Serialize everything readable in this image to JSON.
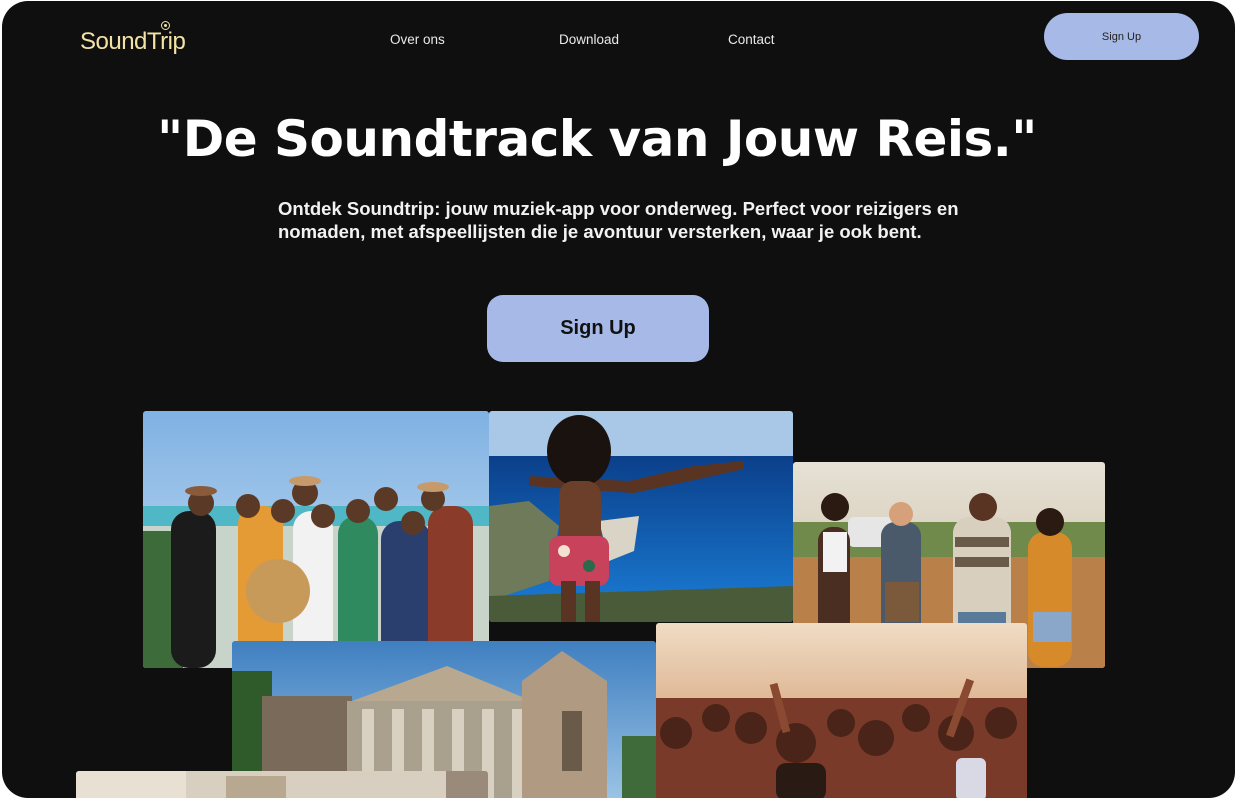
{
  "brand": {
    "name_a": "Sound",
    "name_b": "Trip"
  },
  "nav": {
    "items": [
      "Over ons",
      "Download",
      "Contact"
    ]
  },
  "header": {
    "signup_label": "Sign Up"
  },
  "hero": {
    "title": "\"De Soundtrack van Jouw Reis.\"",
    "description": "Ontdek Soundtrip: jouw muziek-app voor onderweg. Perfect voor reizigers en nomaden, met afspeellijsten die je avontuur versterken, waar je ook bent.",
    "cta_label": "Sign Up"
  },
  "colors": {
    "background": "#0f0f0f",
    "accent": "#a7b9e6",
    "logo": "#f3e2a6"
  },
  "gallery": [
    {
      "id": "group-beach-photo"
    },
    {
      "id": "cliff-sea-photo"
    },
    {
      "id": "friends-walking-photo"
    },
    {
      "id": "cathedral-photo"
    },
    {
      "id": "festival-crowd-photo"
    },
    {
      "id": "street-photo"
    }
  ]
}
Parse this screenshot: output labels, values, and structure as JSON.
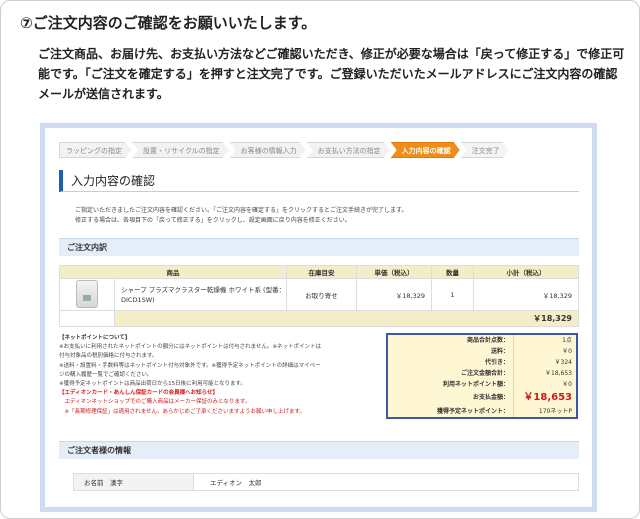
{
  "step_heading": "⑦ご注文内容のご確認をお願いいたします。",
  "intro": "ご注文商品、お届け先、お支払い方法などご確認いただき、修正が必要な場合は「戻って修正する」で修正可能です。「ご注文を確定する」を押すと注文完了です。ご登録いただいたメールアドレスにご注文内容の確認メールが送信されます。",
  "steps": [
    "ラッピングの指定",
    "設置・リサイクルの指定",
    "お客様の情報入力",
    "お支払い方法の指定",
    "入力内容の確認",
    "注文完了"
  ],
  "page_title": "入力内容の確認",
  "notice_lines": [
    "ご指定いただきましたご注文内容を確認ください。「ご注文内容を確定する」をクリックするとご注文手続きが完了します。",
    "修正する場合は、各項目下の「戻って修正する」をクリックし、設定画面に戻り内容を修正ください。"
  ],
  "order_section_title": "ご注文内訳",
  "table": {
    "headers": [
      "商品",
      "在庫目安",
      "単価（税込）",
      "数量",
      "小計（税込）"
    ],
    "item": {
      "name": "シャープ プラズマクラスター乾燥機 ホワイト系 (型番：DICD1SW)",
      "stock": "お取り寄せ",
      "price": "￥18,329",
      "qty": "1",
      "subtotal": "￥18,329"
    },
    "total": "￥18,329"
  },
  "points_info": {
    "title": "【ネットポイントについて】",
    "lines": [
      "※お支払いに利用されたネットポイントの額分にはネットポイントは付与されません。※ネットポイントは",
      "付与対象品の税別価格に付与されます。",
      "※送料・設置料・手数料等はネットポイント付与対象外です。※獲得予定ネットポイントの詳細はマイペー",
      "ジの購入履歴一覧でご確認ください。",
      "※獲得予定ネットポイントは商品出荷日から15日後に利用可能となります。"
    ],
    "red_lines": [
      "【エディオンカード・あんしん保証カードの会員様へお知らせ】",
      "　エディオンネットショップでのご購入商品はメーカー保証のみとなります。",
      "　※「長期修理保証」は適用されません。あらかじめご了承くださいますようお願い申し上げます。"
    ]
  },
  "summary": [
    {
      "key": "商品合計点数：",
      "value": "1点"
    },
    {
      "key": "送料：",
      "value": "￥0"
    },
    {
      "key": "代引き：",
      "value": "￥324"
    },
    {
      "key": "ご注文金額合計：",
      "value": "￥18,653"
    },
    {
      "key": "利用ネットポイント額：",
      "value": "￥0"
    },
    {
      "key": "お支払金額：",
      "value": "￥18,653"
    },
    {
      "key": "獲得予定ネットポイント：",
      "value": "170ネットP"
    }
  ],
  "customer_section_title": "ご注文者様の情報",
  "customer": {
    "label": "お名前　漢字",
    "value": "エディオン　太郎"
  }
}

·····

AIM
Pictures stay out; reproduce every line of the records exactly.

REPLY TO THE EXERCISE
Serialize everything readable in this image to JSON.
{
  "brand": {
    "name_a": "Sound",
    "name_b": "Trip"
  },
  "nav": {
    "items": [
      "Over ons",
      "Download",
      "Contact"
    ]
  },
  "header": {
    "signup_label": "Sign Up"
  },
  "hero": {
    "title": "\"De Soundtrack van Jouw Reis.\"",
    "description": "Ontdek Soundtrip: jouw muziek-app voor onderweg. Perfect voor reizigers en nomaden, met afspeellijsten die je avontuur versterken, waar je ook bent.",
    "cta_label": "Sign Up"
  },
  "colors": {
    "background": "#0f0f0f",
    "accent": "#a7b9e6",
    "logo": "#f3e2a6"
  },
  "gallery": [
    {
      "id": "group-beach-photo"
    },
    {
      "id": "cliff-sea-photo"
    },
    {
      "id": "friends-walking-photo"
    },
    {
      "id": "cathedral-photo"
    },
    {
      "id": "festival-crowd-photo"
    },
    {
      "id": "street-photo"
    }
  ]
}
Parse this screenshot: output labels, values, and structure as JSON.
{
  "step_heading": "⑦ご注文内容のご確認をお願いいたします。",
  "intro": "ご注文商品、お届け先、お支払い方法などご確認いただき、修正が必要な場合は「戻って修正する」で修正可能です。「ご注文を確定する」を押すと注文完了です。ご登録いただいたメールアドレスにご注文内容の確認メールが送信されます。",
  "steps": [
    "ラッピングの指定",
    "設置・リサイクルの指定",
    "お客様の情報入力",
    "お支払い方法の指定",
    "入力内容の確認",
    "注文完了"
  ],
  "page_title": "入力内容の確認",
  "notice_lines": [
    "ご指定いただきましたご注文内容を確認ください。「ご注文内容を確定する」をクリックするとご注文手続きが完了します。",
    "修正する場合は、各項目下の「戻って修正する」をクリックし、設定画面に戻り内容を修正ください。"
  ],
  "order_section_title": "ご注文内訳",
  "table": {
    "headers": [
      "商品",
      "在庫目安",
      "単価（税込）",
      "数量",
      "小計（税込）"
    ],
    "item": {
      "name": "シャープ プラズマクラスター乾燥機 ホワイト系 (型番：DICD1SW)",
      "stock": "お取り寄せ",
      "price": "￥18,329",
      "qty": "1",
      "subtotal": "￥18,329"
    },
    "total": "￥18,329"
  },
  "points_info": {
    "title": "【ネットポイントについて】",
    "lines": [
      "※お支払いに利用されたネットポイントの額分にはネットポイントは付与されません。※ネットポイントは",
      "付与対象品の税別価格に付与されます。",
      "※送料・設置料・手数料等はネットポイント付与対象外です。※獲得予定ネットポイントの詳細はマイペー",
      "ジの購入履歴一覧でご確認ください。",
      "※獲得予定ネットポイントは商品出荷日から15日後に利用可能となります。"
    ],
    "red_lines": [
      "【エディオンカード・あんしん保証カードの会員様へお知らせ】",
      "　エディオンネットショップでのご購入商品はメーカー保証のみとなります。",
      "　※「長期修理保証」は適用されません。あらかじめご了承くださいますようお願い申し上げます。"
    ]
  },
  "summary": [
    {
      "key": "商品合計点数：",
      "value": "1点"
    },
    {
      "key": "送料：",
      "value": "￥0"
    },
    {
      "key": "代引き：",
      "value": "￥324"
    },
    {
      "key": "ご注文金額合計：",
      "value": "￥18,653"
    },
    {
      "key": "利用ネットポイント額：",
      "value": "￥0"
    },
    {
      "key": "お支払金額：",
      "value": "￥18,653"
    },
    {
      "key": "獲得予定ネットポイント：",
      "value": "170ネットP"
    }
  ],
  "customer_section_title": "ご注文者様の情報",
  "customer": {
    "label": "お名前　漢字",
    "value": "エディオン　太郎"
  }
}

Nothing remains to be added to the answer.